Stored data
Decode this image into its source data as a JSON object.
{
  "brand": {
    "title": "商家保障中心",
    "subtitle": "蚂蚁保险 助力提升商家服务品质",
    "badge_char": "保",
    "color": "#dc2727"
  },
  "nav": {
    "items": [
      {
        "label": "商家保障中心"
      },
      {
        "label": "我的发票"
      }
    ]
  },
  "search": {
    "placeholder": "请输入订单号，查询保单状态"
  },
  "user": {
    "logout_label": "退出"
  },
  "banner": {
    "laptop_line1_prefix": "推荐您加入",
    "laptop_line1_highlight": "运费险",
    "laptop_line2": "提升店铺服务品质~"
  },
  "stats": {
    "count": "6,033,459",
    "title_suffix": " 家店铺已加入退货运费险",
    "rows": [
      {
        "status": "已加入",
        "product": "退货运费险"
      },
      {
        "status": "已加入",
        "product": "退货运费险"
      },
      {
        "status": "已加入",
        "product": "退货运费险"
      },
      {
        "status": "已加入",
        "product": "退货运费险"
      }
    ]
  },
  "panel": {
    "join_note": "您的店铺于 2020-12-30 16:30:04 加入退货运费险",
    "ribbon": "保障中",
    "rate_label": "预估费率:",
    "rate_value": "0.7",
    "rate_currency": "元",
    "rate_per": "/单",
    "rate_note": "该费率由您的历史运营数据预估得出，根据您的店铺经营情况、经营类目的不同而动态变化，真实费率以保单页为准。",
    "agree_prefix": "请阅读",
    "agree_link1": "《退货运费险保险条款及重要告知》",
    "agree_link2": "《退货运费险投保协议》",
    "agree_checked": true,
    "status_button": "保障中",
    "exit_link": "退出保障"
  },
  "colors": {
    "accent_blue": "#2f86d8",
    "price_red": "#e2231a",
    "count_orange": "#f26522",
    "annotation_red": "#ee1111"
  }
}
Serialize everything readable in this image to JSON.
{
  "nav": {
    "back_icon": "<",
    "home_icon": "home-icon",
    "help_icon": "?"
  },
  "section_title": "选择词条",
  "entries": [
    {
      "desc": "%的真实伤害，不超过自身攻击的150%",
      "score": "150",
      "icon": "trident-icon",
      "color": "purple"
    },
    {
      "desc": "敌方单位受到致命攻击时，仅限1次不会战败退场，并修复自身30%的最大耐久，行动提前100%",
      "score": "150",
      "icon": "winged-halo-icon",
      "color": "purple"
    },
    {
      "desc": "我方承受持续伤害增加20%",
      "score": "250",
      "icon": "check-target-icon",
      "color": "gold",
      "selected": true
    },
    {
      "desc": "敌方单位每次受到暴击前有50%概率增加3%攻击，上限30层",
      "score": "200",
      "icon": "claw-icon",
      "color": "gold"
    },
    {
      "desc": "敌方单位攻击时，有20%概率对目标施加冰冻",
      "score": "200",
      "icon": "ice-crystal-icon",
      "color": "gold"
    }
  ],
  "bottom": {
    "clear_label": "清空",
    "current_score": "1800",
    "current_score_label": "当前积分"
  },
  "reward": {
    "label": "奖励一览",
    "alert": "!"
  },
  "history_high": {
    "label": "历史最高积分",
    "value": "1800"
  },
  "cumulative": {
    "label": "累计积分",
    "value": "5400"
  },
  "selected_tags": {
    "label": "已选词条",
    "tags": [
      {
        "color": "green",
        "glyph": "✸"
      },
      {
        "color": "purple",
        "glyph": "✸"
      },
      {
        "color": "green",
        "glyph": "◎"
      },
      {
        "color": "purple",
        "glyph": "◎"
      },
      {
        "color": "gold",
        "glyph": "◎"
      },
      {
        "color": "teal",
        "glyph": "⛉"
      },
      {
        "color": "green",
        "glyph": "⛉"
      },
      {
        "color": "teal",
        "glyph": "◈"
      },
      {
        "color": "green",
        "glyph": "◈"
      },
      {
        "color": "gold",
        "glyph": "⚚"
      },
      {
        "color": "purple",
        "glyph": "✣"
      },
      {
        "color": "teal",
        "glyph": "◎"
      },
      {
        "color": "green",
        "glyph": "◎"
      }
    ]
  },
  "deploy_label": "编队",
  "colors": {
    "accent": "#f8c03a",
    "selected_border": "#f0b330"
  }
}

▶ [Work to do] Extract the listing in its entirety, matching it exactly.

▶ [Written response]
Decode this image into its source data as a JSON object.
{
  "brand": {
    "title": "商家保障中心",
    "subtitle": "蚂蚁保险 助力提升商家服务品质",
    "badge_char": "保",
    "color": "#dc2727"
  },
  "nav": {
    "items": [
      {
        "label": "商家保障中心"
      },
      {
        "label": "我的发票"
      }
    ]
  },
  "search": {
    "placeholder": "请输入订单号，查询保单状态"
  },
  "user": {
    "logout_label": "退出"
  },
  "banner": {
    "laptop_line1_prefix": "推荐您加入",
    "laptop_line1_highlight": "运费险",
    "laptop_line2": "提升店铺服务品质~"
  },
  "stats": {
    "count": "6,033,459",
    "title_suffix": " 家店铺已加入退货运费险",
    "rows": [
      {
        "status": "已加入",
        "product": "退货运费险"
      },
      {
        "status": "已加入",
        "product": "退货运费险"
      },
      {
        "status": "已加入",
        "product": "退货运费险"
      },
      {
        "status": "已加入",
        "product": "退货运费险"
      }
    ]
  },
  "panel": {
    "join_note": "您的店铺于 2020-12-30 16:30:04 加入退货运费险",
    "ribbon": "保障中",
    "rate_label": "预估费率:",
    "rate_value": "0.7",
    "rate_currency": "元",
    "rate_per": "/单",
    "rate_note": "该费率由您的历史运营数据预估得出，根据您的店铺经营情况、经营类目的不同而动态变化，真实费率以保单页为准。",
    "agree_prefix": "请阅读",
    "agree_link1": "《退货运费险保险条款及重要告知》",
    "agree_link2": "《退货运费险投保协议》",
    "agree_checked": true,
    "status_button": "保障中",
    "exit_link": "退出保障"
  },
  "colors": {
    "accent_blue": "#2f86d8",
    "price_red": "#e2231a",
    "count_orange": "#f26522",
    "annotation_red": "#ee1111"
  }
}
Serialize everything readable in this image to JSON.
{
  "nav": {
    "back_icon": "<",
    "home_icon": "home-icon",
    "help_icon": "?"
  },
  "section_title": "选择词条",
  "entries": [
    {
      "desc": "%的真实伤害，不超过自身攻击的150%",
      "score": "150",
      "icon": "trident-icon",
      "color": "purple"
    },
    {
      "desc": "敌方单位受到致命攻击时，仅限1次不会战败退场，并修复自身30%的最大耐久，行动提前100%",
      "score": "150",
      "icon": "winged-halo-icon",
      "color": "purple"
    },
    {
      "desc": "我方承受持续伤害增加20%",
      "score": "250",
      "icon": "check-target-icon",
      "color": "gold",
      "selected": true
    },
    {
      "desc": "敌方单位每次受到暴击前有50%概率增加3%攻击，上限30层",
      "score": "200",
      "icon": "claw-icon",
      "color": "gold"
    },
    {
      "desc": "敌方单位攻击时，有20%概率对目标施加冰冻",
      "score": "200",
      "icon": "ice-crystal-icon",
      "color": "gold"
    }
  ],
  "bottom": {
    "clear_label": "清空",
    "current_score": "1800",
    "current_score_label": "当前积分"
  },
  "reward": {
    "label": "奖励一览",
    "alert": "!"
  },
  "history_high": {
    "label": "历史最高积分",
    "value": "1800"
  },
  "cumulative": {
    "label": "累计积分",
    "value": "5400"
  },
  "selected_tags": {
    "label": "已选词条",
    "tags": [
      {
        "color": "green",
        "glyph": "✸"
      },
      {
        "color": "purple",
        "glyph": "✸"
      },
      {
        "color": "green",
        "glyph": "◎"
      },
      {
        "color": "purple",
        "glyph": "◎"
      },
      {
        "color": "gold",
        "glyph": "◎"
      },
      {
        "color": "teal",
        "glyph": "⛉"
      },
      {
        "color": "green",
        "glyph": "⛉"
      },
      {
        "color": "teal",
        "glyph": "◈"
      },
      {
        "color": "green",
        "glyph": "◈"
      },
      {
        "color": "gold",
        "glyph": "⚚"
      },
      {
        "color": "purple",
        "glyph": "✣"
      },
      {
        "color": "teal",
        "glyph": "◎"
      },
      {
        "color": "green",
        "glyph": "◎"
      }
    ]
  },
  "deploy_label": "编队",
  "colors": {
    "accent": "#f8c03a",
    "selected_border": "#f0b330"
  }
}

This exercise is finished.